AIM OF THE EXERCISE:
Go through the material below and report how many lines contain "Guide". Give only the number.

DATA LISTING:
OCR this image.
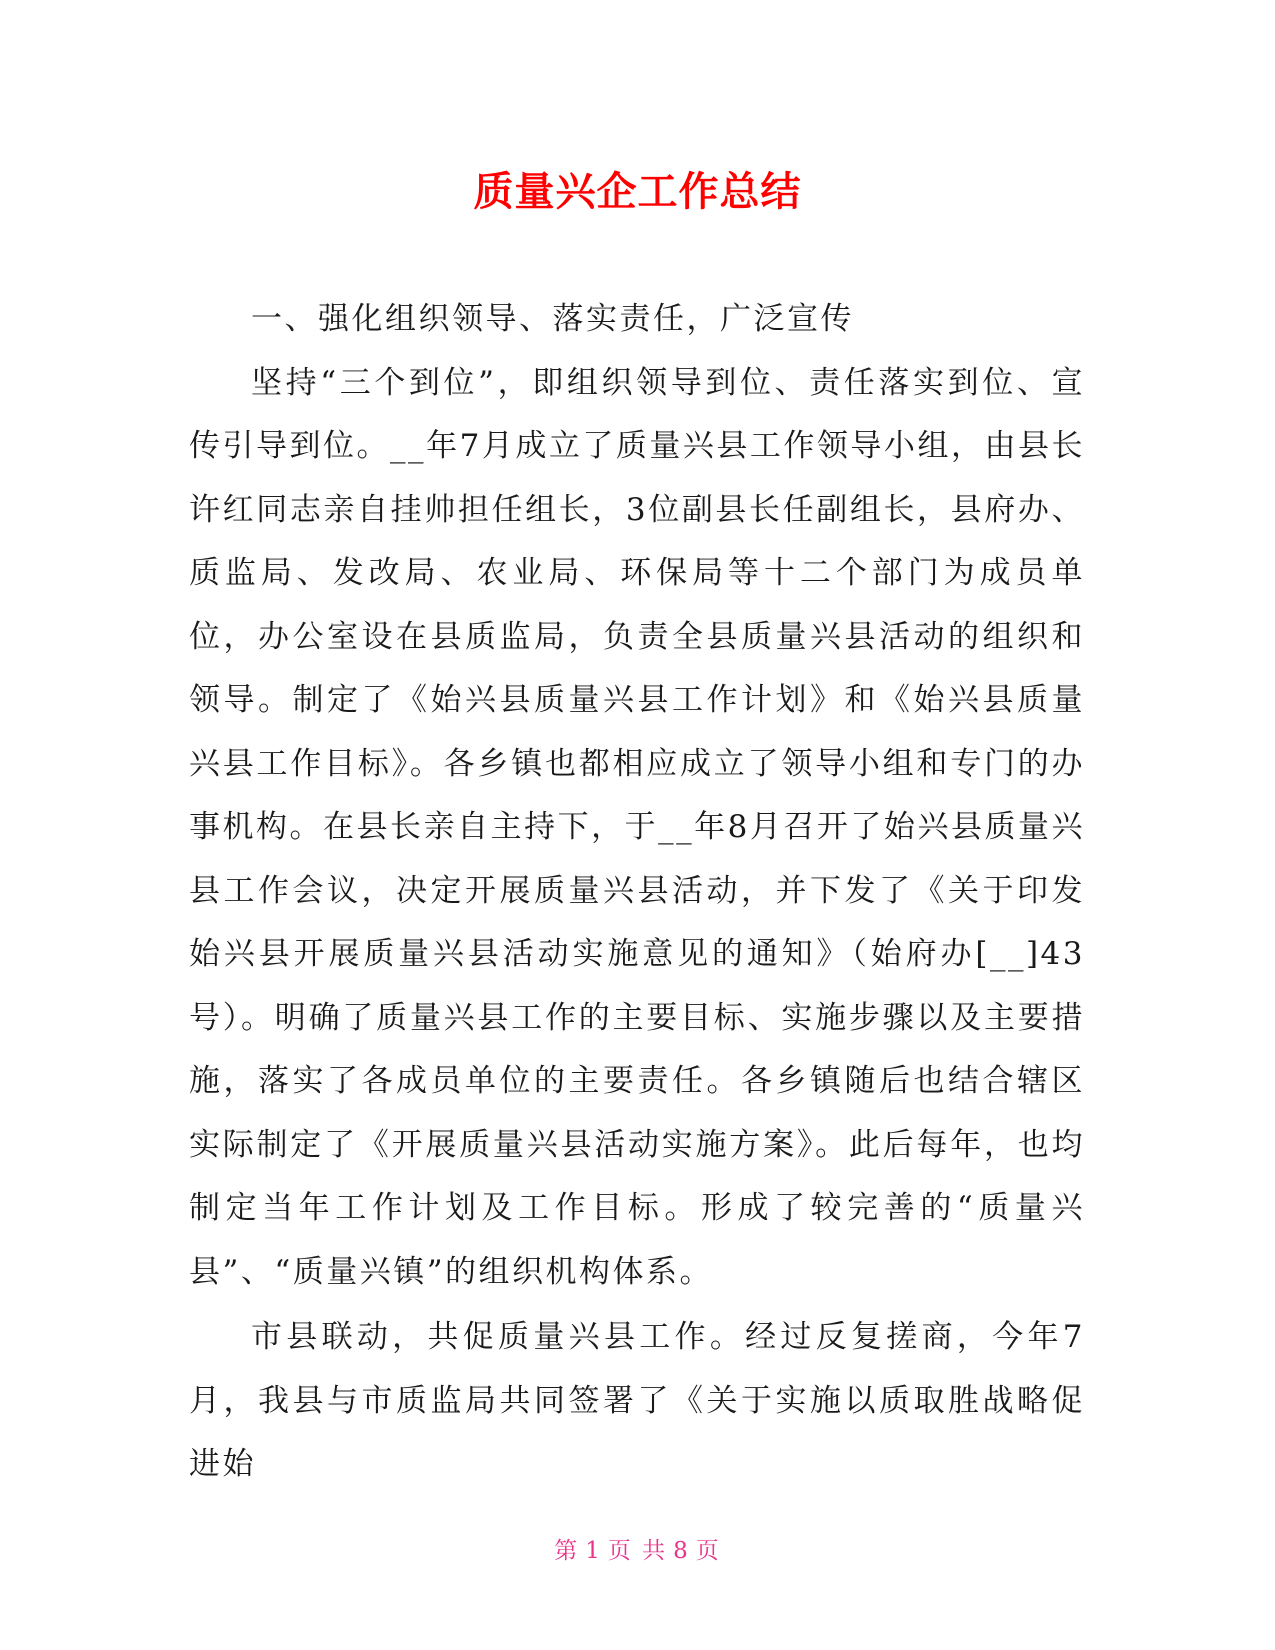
质量兴企工作总结

一、强化组织领导、落实责任，广泛宣传

坚持“三个到位”，即组织领导到位、责任落实到位、宣传引导到位。__年7月成立了质量兴县工作领导小组，由县长许红同志亲自挂帅担任组长，3位副县长任副组长，县府办、质监局、发改局、农业局、环保局等十二个部门为成员单位，办公室设在县质监局，负责全县质量兴县活动的组织和领导。制定了《始兴县质量兴县工作计划》和《始兴县质量兴县工作目标》。各乡镇也都相应成立了领导小组和专门的办事机构。在县长亲自主持下，于__年8月召开了始兴县质量兴县工作会议，决定开展质量兴县活动，并下发了《关于印发始兴县开展质量兴县活动实施意见的通知》（始府办[__]43号）。明确了质量兴县工作的主要目标、实施步骤以及主要措施，落实了各成员单位的主要责任。各乡镇随后也结合辖区实际制定了《开展质量兴县活动实施方案》。此后每年，也均制定当年工作计划及工作目标。形成了较完善的“质量兴县”、“质量兴镇”的组织机构体系。

市县联动，共促质量兴县工作。经过反复搓商，今年7月，我县与市质监局共同签署了《关于实施以质取胜战略促进始

第 1 页 共 8 页
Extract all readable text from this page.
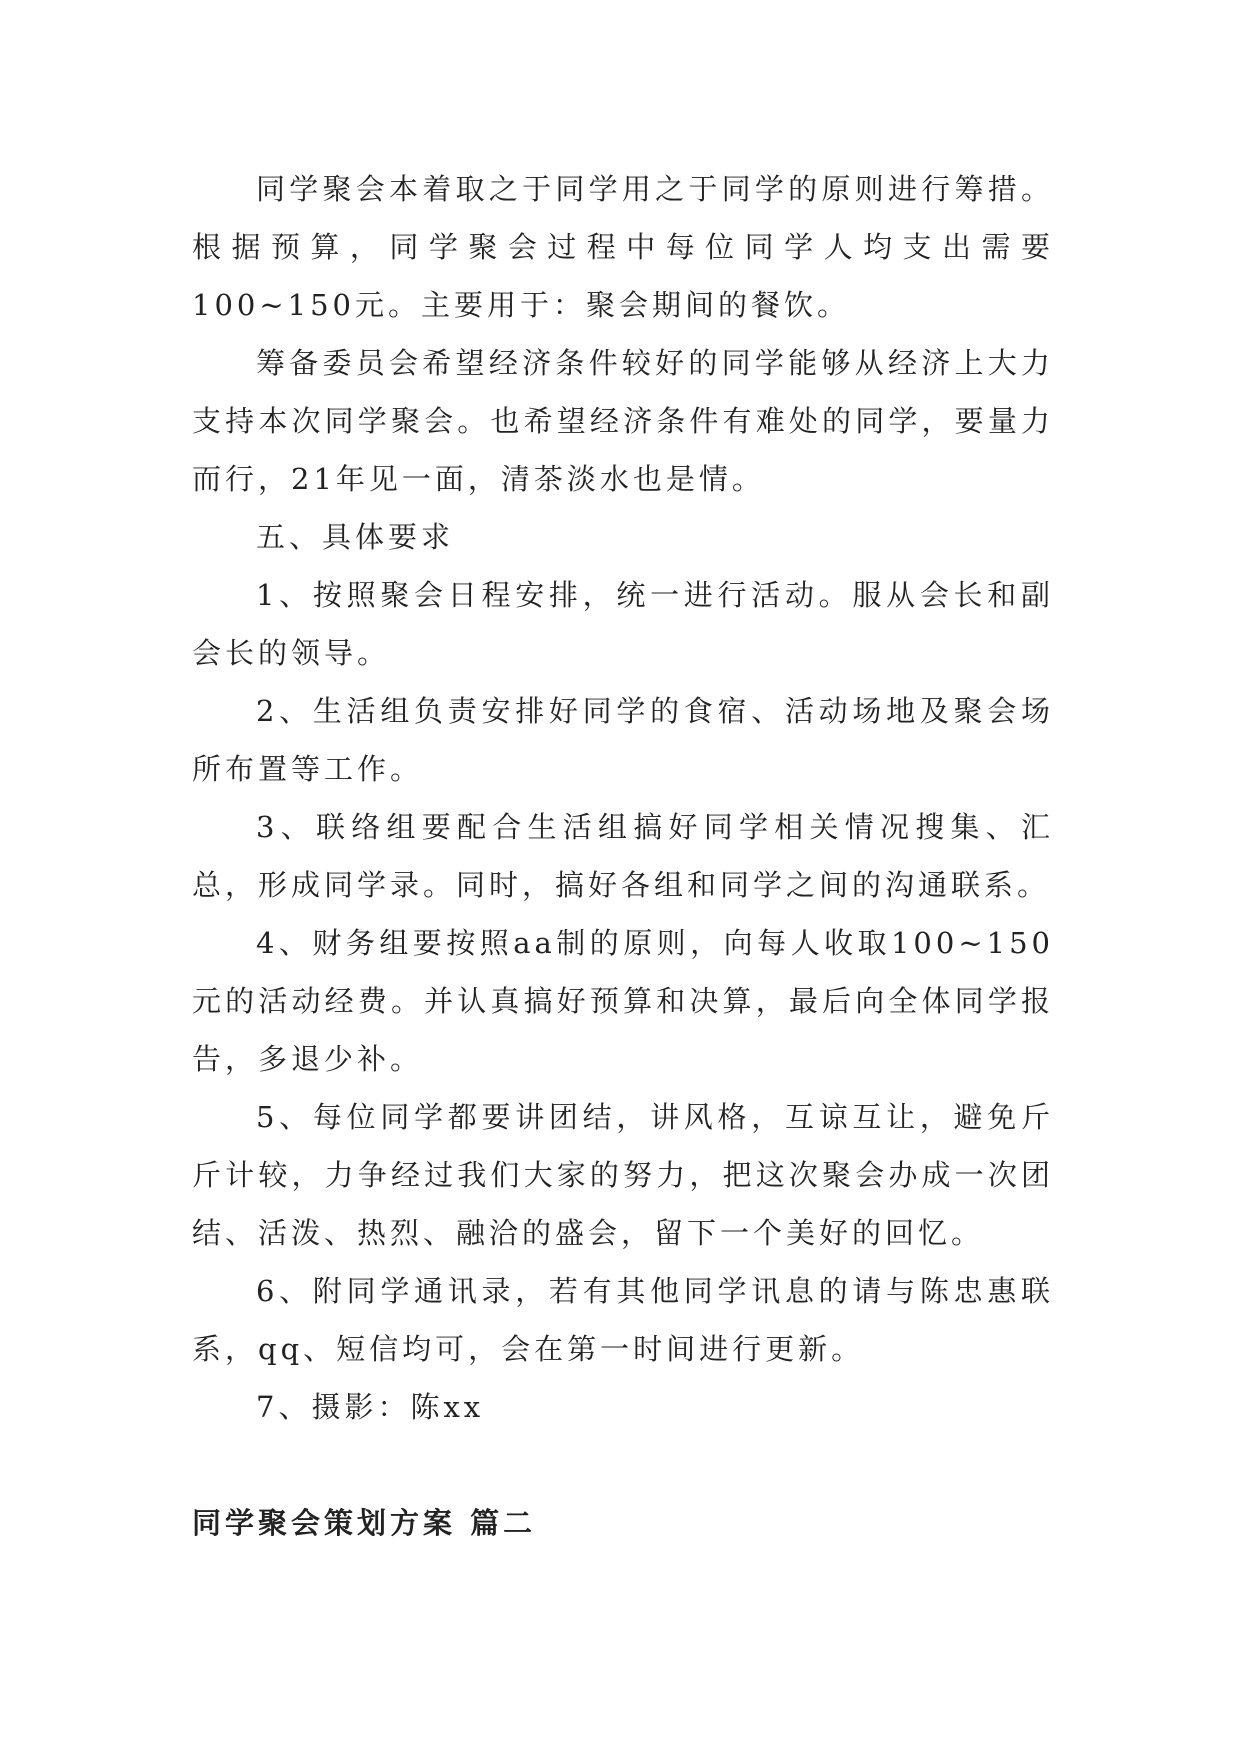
同学聚会本着取之于同学用之于同学的原则进行筹措。根据预算，同学聚会过程中每位同学人均支出需要100~150元。主要用于：聚会期间的餐饮。

筹备委员会希望经济条件较好的同学能够从经济上大力支持本次同学聚会。也希望经济条件有难处的同学，要量力而行，21年见一面，清茶淡水也是情。

五、具体要求

1、按照聚会日程安排，统一进行活动。服从会长和副会长的领导。

2、生活组负责安排好同学的食宿、活动场地及聚会场所布置等工作。

3、联络组要配合生活组搞好同学相关情况搜集、汇总，形成同学录。同时，搞好各组和同学之间的沟通联系。

4、财务组要按照aa制的原则，向每人收取100~150元的活动经费。并认真搞好预算和决算，最后向全体同学报告，多退少补。

5、每位同学都要讲团结，讲风格，互谅互让，避免斤斤计较，力争经过我们大家的努力，把这次聚会办成一次团结、活泼、热烈、融洽的盛会，留下一个美好的回忆。

6、附同学通讯录，若有其他同学讯息的请与陈忠惠联系，qq、短信均可，会在第一时间进行更新。

7、摄影：陈xx

同学聚会策划方案 篇二
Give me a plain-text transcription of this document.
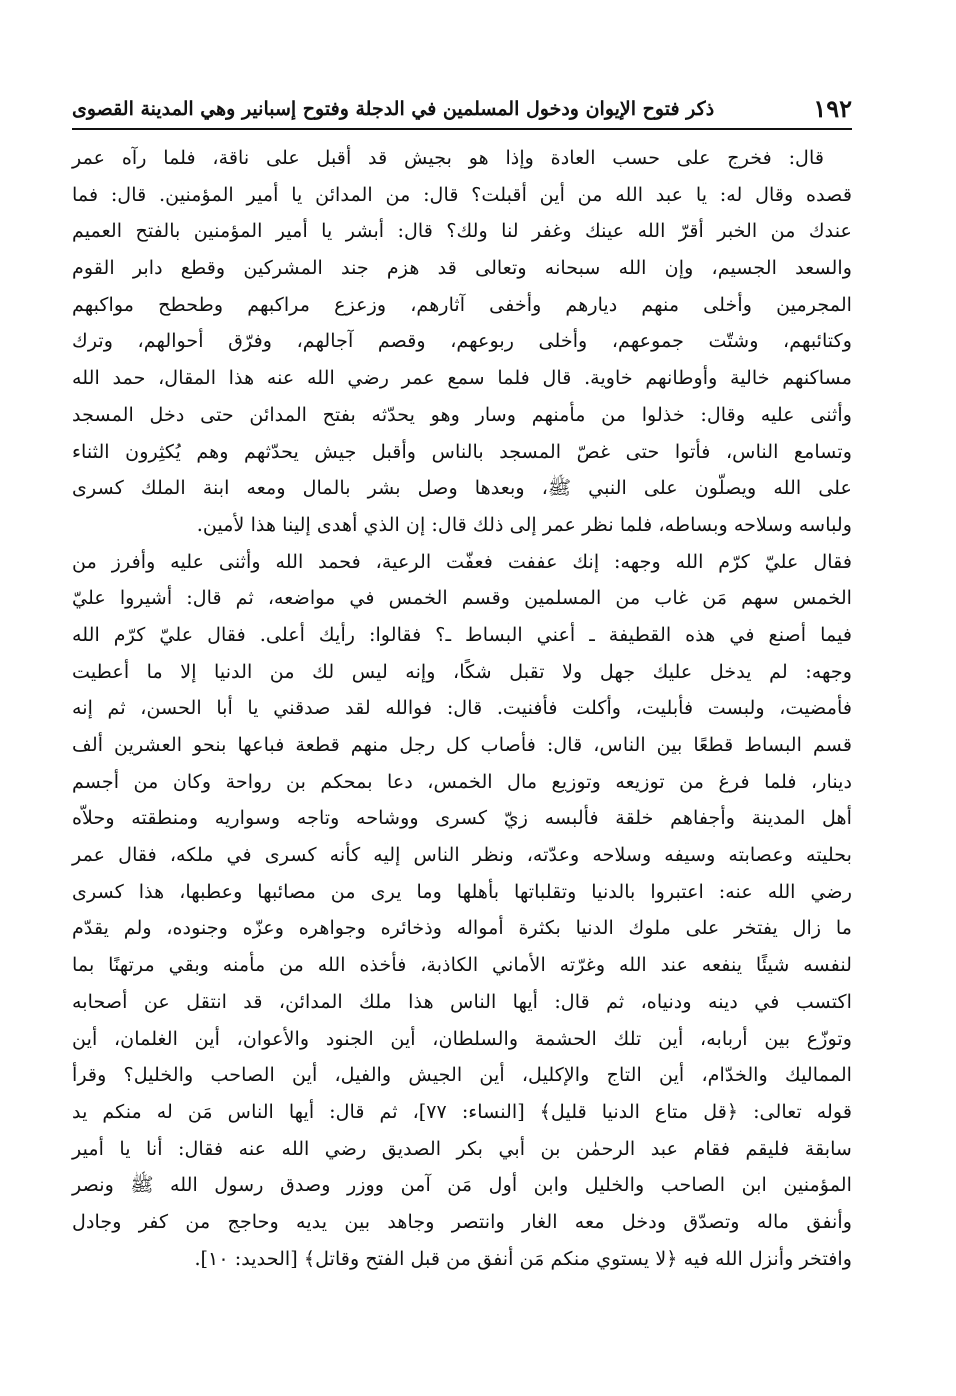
١٩٢
ذكر فتوح الإيوان ودخول المسلمين في الدجلة وفتوح إسبانير وهي المدينة القصوى
قال: فخرج على حسب العادة وإذا هو بجيش قد أقبل على ناقة، فلما رآه عمر
قصده وقال له: يا عبد الله من أين أقبلت؟ قال: من المدائن يا أمير المؤمنين. قال: فما
عندك من الخبر أقرّ الله عينك وغفر لنا ولك؟ قال: أبشر يا أمير المؤمنين بالفتح العميم
والسعد الجسيم، وإن الله سبحانه وتعالى قد هزم جند المشركين وقطع دابر القوم
المجرمين وأخلى منهم ديارهم وأخفى آثارهم، وزعزع مراكبهم وطحطح مواكبهم
وكتائبهم، وشتّت جموعهم، وأخلى ربوعهم، وقصم آجالهم، وفرّق أحوالهم، وترك
مساكنهم خالية وأوطانهم خاوية. قال فلما سمع عمر رضي الله عنه هذا المقال، حمد الله
وأثنى عليه وقال: خذلوا من مأمنهم وسار وهو يحدّثه بفتح المدائن حتى دخل المسجد
وتسامع الناس، فأتوا حتى غصّ المسجد بالناس وأقبل جيش يحدّثهم وهم يُكثِرون الثناء
على الله ويصلّون على النبي ﷺ، وبعدها وصل بشر بالمال ومعه ابنة الملك كسرى
ولباسه وسلاحه وبساطه، فلما نظر عمر إلى ذلك قال: إن الذي أهدى إلينا هذا لأمين.
فقال عليّ كرّم الله وجهه: إنك عففت فعفّت الرعية، فحمد الله وأثنى عليه وأفرز من
الخمس سهم مَن غاب من المسلمين وقسم الخمس في مواضعه، ثم قال: أشيروا عليّ
فيما أصنع في هذه القطيفة ـ أعني البساط ـ؟ فقالوا: رأيك أعلى. فقال عليّ كرّم الله
وجهه: لم يدخل عليك جهل ولا تقبل شكًا، وإنه ليس لك من الدنيا إلا ما أعطيت
فأمضيت، ولبست فأبليت، وأكلت فأفنيت. قال: فوالله لقد صدقني يا أبا الحسن، ثم إنه
قسم البساط قطعًا بين الناس، قال: فأصاب كل رجل منهم قطعة فباعها بنحو العشرين ألف
دينار، فلما فرغ من توزيعه وتوزيع مال الخمس، دعا بمحكم بن رواحة وكان من أجسم
أهل المدينة وأجفاهم خلقة فألبسه زيّ كسرى ووشاحه وتاجه وسواريه ومنطقته وحلاّه
بحليته وعصابته وسيفه وسلاحه وعدّته، ونظر الناس إليه كأنه كسرى في ملكه، فقال عمر
رضي الله عنه: اعتبروا بالدنيا وتقلباتها بأهلها وما يرى من مصائبها وعطبها، هذا كسرى
ما زال يفتخر على ملوك الدنيا بكثرة أمواله وذخائره وجواهره وعزّه وجنوده، ولم يقدّم
لنفسه شيئًا ينفعه عند الله وغرّته الأماني الكاذبة، فأخذه الله من مأمنه وبقي مرتهنًا بما
اكتسب في دينه ودنياه، ثم قال: أيها الناس هذا ملك المدائن، قد انتقل عن أصحابه
وتوزّع بين أربابه، أين تلك الحشمة والسلطان، أين الجنود والأعوان، أين الغلمان، أين
المماليك والخدّام، أين التاج والإكليل، أين الجيش والفيل، أين الصاحب والخليل؟ وقرأ
قوله تعالى: ﴿قل متاع الدنيا قليل﴾ [النساء: ٧٧]، ثم قال: أيها الناس مَن له منكم يد
سابقة فليقم فقام عبد الرحمٰن بن أبي بكر الصديق رضي الله عنه فقال: أنا يا أمير
المؤمنين ابن الصاحب والخليل وابن أول مَن آمن ووزر وصدق رسول الله ﷺ ونصر
وأنفق ماله وتصدّق ودخل معه الغار وانتصر وجاهد بين يديه وحاجج من كفر وجادل
وافتخر وأنزل الله فيه ﴿لا يستوي منكم مَن أنفق من قبل الفتح وقاتل﴾ [الحديد: ١٠].
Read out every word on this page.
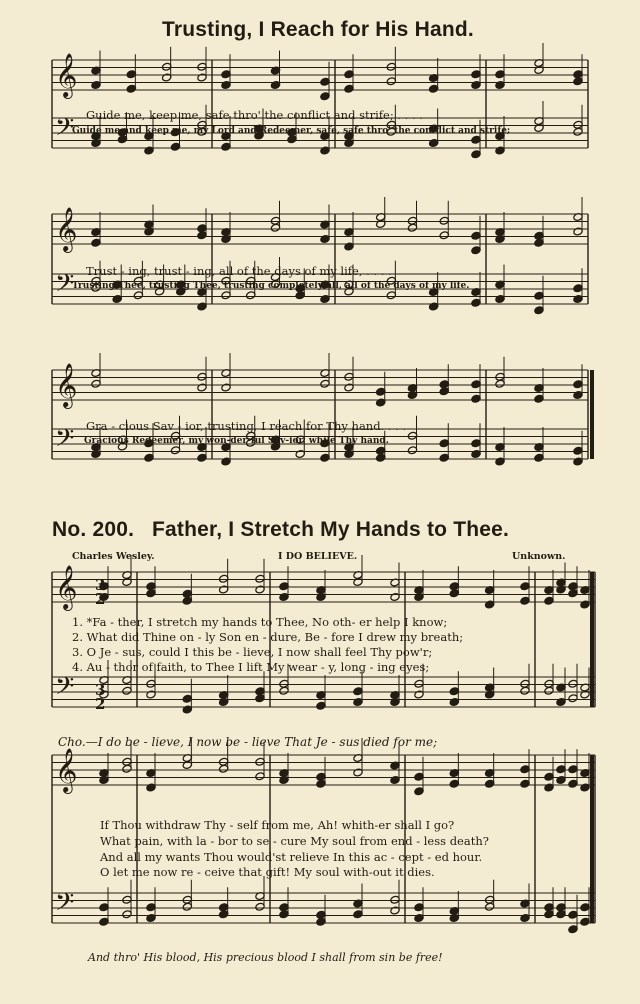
Trusting, I Reach for His Hand.
𝄞
𝄢
𝄞
𝄢
𝄞
𝄢
𝄞
𝄢
𝄞
𝄢
3
2
3
2
Guide me, keep me, safe thro' the conflict and strife; . . . .
Guide me and keep me, my Lord and Redeemer, safe, safe thro' the con-flict and strife;
Trust - ing, trust - ing, all of the days of my life, . . . .
Trusting Thee, trusting Thee, trusting completely all, all of the days of my life.
Gra - cious Sav - ior, trusting, I reach for Thy hand. . . .
Gracious Redeemer, my won-der-ful Sav-ior, while Thy hand.
No. 200. Father, I Stretch My Hands to Thee.
Charles Wesley.	I DO BELIEVE.	Unknown.
1. *Fa - ther, I stretch my hands to Thee, No oth- er help I know;
2. What did Thine on - ly Son en - dure, Be - fore I drew my breath;
3. O Je - sus, could I this be - lieve, I now shall feel Thy pow'r;
4. Au - thor of faith, to Thee I lift My wear - y, long - ing eyes;
Cho.—I do be - lieve, I now be - lieve That Je - sus died for me;
If Thou withdraw Thy - self from me, Ah! whith-er shall I go?
What pain, with la - bor to se - cure My soul from end - less death?
And all my wants Thou would'st relieve In this ac - cept - ed hour.
O let me now re - ceive that gift! My soul with-out it dies.
And thro' His blood, His precious blood I shall from sin be free!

ANSWER TO THE EXERCISE:
2